§ **Dataset records**
★ ★ ★ ★

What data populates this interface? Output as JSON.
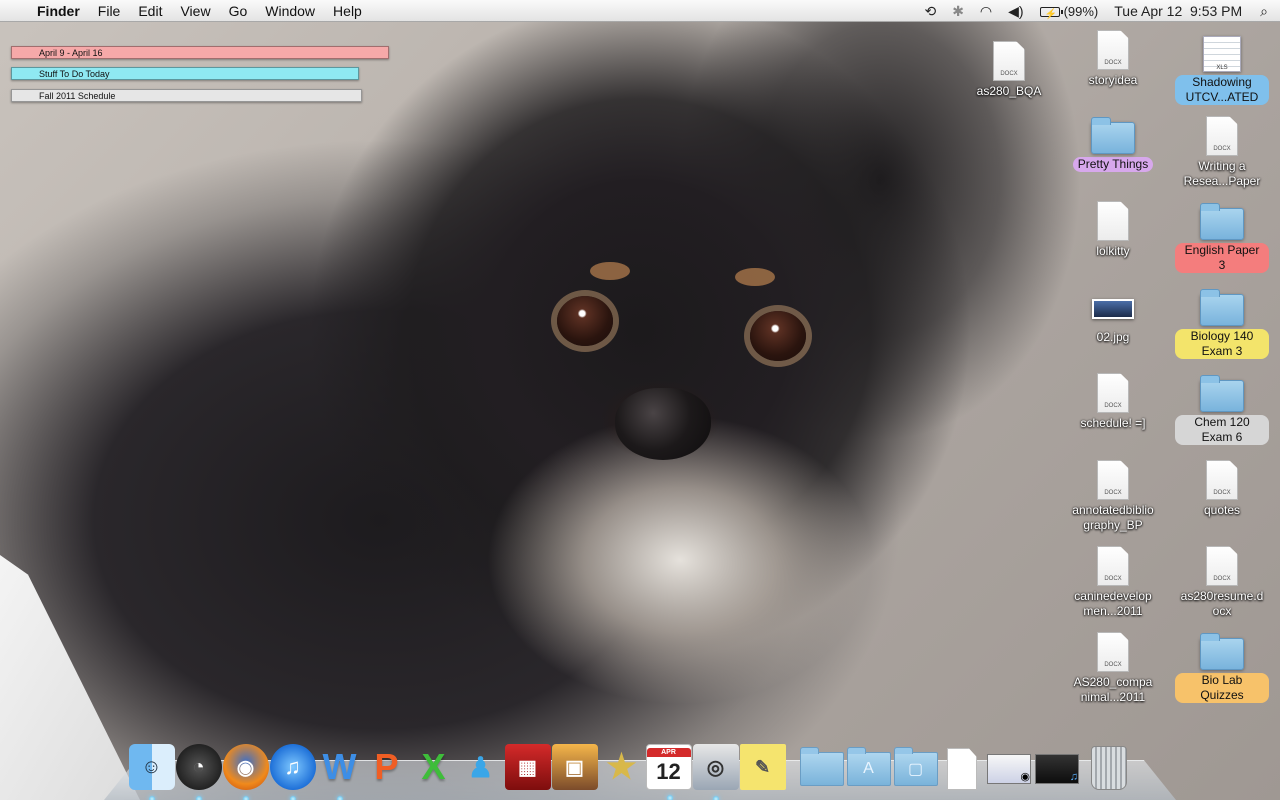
{
  "menubar": {
    "app_name": "Finder",
    "menus": [
      "File",
      "Edit",
      "View",
      "Go",
      "Window",
      "Help"
    ],
    "battery_percent": "(99%)",
    "datetime": "Tue Apr 12  9:53 PM"
  },
  "stickies": [
    "April 9 - April 16",
    "Stuff To Do Today",
    "Fall 2011 Schedule"
  ],
  "desktop_icons": {
    "col1": [
      {
        "label": "as280_BQA",
        "kind": "docx",
        "badge": "DOCX"
      }
    ],
    "col2": [
      {
        "label": "storyidea",
        "kind": "docx",
        "badge": "DOCX"
      },
      {
        "label": "Pretty Things",
        "kind": "folder",
        "tag": "purple"
      },
      {
        "label": "lolkitty",
        "kind": "doc"
      },
      {
        "label": "02.jpg",
        "kind": "jpg"
      },
      {
        "label": "schedule! =]",
        "kind": "docx",
        "badge": "DOCX"
      },
      {
        "label": "annotatedbibliography_BP",
        "kind": "docx",
        "badge": "DOCX"
      },
      {
        "label": "caninedevelopmen...2011",
        "kind": "docx",
        "badge": "DOCX"
      },
      {
        "label": "AS280_companimal...2011",
        "kind": "docx",
        "badge": "DOCX"
      }
    ],
    "col3": [
      {
        "label": "Shadowing UTCV...ATED",
        "kind": "xls",
        "badge": "XLS",
        "tag": "blue"
      },
      {
        "label": "Writing a Resea...Paper",
        "kind": "docx",
        "badge": "DOCX"
      },
      {
        "label": "English Paper 3",
        "kind": "folder",
        "tag": "red"
      },
      {
        "label": "Biology 140 Exam 3",
        "kind": "folder",
        "tag": "yellow"
      },
      {
        "label": "Chem 120 Exam 6",
        "kind": "folder",
        "tag": "gray"
      },
      {
        "label": "quotes",
        "kind": "docx",
        "badge": "DOCX"
      },
      {
        "label": "as280resume.docx",
        "kind": "docx",
        "badge": "DOCX"
      },
      {
        "label": "Bio Lab Quizzes",
        "kind": "folder",
        "tag": "orange"
      }
    ]
  },
  "tag_colors": {
    "purple": "#d7a8ec",
    "blue": "#7fc0ec",
    "red": "#f47d7d",
    "yellow": "#f3e46b",
    "gray": "#d6d6d6",
    "orange": "#f7c26a"
  },
  "dock": {
    "ical_month": "APR",
    "ical_day": "12",
    "apps": [
      "finder",
      "dashboard",
      "firefox",
      "itunes",
      "word",
      "powerpoint",
      "excel",
      "messenger",
      "photo-booth",
      "iphoto",
      "imovie",
      "ical",
      "preview",
      "stickies"
    ],
    "running": [
      "finder",
      "dashboard",
      "firefox",
      "itunes",
      "word",
      "ical",
      "preview"
    ],
    "right_items": [
      "documents-folder",
      "applications-folder",
      "downloads-folder",
      "document",
      "minimized-window-1",
      "minimized-window-2",
      "trash"
    ]
  }
}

★ ★ ★ ★

Copy every line of the records above that holds the word "Paper".

        "label": "Writing a Resea...Paper",
        "label": "English Paper 3",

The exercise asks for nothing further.